Short task
Show all lines that include the string "from"; copy each one.

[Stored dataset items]
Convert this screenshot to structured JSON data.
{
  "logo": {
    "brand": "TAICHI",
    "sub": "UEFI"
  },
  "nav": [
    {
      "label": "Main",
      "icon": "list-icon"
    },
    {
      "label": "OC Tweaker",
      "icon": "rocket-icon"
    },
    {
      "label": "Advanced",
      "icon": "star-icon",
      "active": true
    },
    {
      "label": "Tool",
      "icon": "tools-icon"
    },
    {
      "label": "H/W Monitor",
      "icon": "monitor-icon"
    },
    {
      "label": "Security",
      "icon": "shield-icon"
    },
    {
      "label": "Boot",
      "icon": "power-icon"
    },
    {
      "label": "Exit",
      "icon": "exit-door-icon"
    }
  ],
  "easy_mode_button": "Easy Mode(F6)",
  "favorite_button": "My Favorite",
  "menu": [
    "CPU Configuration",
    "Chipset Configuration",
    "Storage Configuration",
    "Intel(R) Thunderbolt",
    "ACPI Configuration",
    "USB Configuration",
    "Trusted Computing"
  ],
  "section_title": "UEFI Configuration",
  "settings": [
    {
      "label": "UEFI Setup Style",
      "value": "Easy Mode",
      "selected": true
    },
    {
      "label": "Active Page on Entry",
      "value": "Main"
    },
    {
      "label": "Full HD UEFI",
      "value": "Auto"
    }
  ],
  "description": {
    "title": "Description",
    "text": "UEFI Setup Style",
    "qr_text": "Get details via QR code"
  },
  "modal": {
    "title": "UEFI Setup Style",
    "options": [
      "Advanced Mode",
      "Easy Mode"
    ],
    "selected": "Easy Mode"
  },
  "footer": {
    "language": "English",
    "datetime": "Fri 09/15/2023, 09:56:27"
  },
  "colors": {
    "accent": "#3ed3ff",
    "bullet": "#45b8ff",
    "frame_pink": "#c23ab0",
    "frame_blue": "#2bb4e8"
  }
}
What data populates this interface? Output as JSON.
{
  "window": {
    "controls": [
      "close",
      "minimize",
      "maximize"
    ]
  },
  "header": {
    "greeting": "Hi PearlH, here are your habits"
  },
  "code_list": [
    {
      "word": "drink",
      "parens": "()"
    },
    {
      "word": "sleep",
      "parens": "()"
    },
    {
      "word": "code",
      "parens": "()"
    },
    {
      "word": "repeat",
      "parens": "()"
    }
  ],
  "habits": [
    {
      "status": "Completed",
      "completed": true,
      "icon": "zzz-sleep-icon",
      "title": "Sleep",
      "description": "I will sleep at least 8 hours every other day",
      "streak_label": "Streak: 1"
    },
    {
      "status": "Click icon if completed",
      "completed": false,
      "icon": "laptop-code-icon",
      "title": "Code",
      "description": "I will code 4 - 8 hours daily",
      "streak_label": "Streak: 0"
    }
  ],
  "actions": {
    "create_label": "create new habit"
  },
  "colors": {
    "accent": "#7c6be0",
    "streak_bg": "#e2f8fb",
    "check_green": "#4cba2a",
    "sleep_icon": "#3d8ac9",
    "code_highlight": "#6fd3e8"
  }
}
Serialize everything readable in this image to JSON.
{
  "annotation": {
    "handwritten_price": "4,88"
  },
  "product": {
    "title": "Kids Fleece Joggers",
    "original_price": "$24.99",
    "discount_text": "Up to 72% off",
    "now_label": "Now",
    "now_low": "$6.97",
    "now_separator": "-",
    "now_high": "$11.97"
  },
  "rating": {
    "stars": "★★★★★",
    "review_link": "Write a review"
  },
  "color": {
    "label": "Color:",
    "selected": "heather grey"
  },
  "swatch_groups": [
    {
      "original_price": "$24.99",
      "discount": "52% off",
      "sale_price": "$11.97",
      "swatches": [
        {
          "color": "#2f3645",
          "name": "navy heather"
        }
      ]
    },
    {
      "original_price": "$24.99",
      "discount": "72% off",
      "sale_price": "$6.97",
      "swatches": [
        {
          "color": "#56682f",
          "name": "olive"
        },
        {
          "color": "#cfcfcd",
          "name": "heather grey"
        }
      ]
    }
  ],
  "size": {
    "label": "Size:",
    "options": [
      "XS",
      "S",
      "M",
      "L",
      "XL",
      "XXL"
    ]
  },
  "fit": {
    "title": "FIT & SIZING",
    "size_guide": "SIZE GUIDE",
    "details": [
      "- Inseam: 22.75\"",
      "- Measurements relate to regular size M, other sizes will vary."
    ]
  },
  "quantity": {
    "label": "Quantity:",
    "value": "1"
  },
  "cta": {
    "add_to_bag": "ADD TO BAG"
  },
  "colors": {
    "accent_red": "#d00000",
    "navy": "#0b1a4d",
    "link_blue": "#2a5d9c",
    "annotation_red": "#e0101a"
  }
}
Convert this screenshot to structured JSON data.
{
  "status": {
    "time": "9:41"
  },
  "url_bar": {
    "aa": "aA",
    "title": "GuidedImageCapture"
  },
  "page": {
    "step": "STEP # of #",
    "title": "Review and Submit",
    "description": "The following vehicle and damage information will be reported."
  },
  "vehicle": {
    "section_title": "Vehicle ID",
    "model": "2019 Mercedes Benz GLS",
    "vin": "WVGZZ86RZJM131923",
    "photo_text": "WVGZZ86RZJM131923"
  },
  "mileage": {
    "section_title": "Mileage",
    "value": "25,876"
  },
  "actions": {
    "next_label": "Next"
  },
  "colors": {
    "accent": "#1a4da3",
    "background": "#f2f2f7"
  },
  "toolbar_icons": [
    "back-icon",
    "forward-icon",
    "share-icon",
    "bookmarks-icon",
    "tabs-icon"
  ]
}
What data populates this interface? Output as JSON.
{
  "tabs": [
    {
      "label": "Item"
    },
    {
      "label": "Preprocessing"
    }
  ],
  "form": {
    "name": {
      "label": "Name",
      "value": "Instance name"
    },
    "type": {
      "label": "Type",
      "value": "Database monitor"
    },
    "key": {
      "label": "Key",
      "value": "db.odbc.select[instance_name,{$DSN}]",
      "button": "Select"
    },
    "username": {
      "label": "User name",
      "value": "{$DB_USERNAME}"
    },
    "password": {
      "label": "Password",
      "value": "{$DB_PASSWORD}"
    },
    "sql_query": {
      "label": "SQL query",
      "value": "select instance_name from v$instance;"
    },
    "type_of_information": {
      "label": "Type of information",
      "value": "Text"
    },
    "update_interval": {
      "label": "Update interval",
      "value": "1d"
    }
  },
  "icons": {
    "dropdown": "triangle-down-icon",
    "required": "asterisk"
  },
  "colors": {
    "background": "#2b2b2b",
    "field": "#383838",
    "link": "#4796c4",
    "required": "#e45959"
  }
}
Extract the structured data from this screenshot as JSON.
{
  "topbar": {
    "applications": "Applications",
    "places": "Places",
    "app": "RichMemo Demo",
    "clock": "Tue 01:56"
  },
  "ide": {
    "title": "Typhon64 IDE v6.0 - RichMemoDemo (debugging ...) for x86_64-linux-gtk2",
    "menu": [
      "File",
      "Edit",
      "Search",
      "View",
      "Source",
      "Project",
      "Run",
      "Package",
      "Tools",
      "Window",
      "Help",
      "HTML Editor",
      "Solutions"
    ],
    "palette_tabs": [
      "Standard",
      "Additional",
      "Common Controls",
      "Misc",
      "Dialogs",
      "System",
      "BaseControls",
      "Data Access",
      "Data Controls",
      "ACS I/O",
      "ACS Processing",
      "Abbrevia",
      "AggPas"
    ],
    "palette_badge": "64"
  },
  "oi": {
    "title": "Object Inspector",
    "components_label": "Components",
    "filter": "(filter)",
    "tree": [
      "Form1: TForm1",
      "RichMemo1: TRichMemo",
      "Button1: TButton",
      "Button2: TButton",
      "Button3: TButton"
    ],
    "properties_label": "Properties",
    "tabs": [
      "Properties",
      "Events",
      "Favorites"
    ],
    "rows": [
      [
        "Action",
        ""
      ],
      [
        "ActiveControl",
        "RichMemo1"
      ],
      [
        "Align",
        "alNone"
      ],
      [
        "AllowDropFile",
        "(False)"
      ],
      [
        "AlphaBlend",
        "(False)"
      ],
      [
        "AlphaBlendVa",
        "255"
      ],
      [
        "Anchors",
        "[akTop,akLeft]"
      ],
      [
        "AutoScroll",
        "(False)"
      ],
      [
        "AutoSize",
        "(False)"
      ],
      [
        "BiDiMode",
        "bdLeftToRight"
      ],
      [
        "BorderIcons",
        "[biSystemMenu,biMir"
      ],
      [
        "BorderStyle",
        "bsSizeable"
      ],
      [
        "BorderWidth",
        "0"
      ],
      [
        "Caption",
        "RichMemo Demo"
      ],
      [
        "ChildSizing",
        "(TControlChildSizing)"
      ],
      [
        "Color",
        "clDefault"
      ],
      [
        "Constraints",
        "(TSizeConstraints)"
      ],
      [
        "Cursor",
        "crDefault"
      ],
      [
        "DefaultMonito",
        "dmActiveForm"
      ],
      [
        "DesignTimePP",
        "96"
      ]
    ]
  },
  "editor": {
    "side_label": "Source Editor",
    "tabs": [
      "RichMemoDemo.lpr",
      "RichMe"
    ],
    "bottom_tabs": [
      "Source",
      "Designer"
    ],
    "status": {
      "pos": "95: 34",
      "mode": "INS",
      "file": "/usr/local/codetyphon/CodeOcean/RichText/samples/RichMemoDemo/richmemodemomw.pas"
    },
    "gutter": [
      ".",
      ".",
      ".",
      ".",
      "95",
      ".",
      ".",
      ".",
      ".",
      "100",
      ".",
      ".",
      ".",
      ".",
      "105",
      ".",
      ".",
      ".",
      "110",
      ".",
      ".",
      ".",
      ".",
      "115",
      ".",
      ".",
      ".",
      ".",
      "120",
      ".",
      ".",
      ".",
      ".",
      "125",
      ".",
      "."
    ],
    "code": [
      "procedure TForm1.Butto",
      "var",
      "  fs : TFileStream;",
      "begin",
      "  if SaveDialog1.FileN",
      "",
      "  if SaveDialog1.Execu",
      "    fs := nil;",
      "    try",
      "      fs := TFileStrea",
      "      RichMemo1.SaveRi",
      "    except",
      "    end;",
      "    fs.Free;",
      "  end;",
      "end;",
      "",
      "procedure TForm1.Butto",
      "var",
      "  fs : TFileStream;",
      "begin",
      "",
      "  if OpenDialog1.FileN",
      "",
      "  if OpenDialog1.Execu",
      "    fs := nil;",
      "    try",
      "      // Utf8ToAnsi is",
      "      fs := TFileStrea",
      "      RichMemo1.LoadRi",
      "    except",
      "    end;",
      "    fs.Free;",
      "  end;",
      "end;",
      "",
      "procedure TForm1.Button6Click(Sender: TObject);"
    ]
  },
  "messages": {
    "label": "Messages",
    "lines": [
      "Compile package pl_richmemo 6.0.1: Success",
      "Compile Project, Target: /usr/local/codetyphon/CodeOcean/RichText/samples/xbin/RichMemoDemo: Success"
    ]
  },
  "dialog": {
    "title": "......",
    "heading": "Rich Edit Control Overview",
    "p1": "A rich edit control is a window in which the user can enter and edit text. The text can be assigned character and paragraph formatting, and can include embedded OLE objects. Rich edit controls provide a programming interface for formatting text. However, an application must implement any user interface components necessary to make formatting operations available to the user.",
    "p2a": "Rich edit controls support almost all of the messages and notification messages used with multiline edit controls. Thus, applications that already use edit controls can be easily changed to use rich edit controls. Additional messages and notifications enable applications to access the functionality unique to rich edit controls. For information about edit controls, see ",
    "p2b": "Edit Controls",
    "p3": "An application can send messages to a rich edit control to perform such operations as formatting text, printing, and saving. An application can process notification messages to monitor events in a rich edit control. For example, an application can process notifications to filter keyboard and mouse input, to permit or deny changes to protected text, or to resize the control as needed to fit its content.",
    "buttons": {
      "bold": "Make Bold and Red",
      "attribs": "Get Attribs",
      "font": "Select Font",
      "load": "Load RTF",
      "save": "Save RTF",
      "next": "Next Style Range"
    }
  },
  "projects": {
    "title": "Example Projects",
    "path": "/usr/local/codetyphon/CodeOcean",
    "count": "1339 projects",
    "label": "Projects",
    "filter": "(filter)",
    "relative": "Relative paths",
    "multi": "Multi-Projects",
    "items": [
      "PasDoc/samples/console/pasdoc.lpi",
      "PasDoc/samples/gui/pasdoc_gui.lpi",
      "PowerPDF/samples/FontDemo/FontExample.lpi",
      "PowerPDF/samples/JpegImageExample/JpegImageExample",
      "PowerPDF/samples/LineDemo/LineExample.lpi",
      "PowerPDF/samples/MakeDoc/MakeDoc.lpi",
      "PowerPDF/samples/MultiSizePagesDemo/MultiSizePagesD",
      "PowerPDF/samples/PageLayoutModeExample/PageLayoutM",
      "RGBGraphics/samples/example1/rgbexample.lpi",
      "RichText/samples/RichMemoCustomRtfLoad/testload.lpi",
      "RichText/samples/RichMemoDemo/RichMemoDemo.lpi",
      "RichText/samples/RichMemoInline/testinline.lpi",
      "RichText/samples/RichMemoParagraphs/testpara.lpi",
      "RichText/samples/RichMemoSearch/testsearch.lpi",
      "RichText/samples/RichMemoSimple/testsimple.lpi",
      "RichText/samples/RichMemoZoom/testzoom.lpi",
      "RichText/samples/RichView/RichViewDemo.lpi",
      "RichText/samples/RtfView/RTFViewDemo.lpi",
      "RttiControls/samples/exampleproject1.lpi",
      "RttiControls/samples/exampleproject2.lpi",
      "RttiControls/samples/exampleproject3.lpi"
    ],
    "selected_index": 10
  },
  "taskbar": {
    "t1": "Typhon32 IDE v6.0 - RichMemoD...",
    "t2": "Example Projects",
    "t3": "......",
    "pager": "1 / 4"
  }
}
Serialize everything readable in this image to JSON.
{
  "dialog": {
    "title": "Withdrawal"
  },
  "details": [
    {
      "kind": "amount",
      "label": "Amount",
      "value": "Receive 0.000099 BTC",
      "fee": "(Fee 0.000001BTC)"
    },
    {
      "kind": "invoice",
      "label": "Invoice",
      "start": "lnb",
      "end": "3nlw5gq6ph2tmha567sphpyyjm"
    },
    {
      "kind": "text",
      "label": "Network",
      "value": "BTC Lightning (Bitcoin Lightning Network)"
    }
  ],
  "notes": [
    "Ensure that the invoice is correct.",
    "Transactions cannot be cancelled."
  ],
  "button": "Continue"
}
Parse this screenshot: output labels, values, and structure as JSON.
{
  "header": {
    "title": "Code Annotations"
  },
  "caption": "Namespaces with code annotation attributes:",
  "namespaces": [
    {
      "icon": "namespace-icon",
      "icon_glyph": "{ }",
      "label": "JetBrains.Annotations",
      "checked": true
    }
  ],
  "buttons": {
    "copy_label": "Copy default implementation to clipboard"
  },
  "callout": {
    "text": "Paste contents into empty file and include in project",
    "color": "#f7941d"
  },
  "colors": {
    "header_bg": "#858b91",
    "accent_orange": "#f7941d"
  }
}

Result below
      "value": "select instance_name from v$instance;"
Extract the structured data from this screenshot as JSON.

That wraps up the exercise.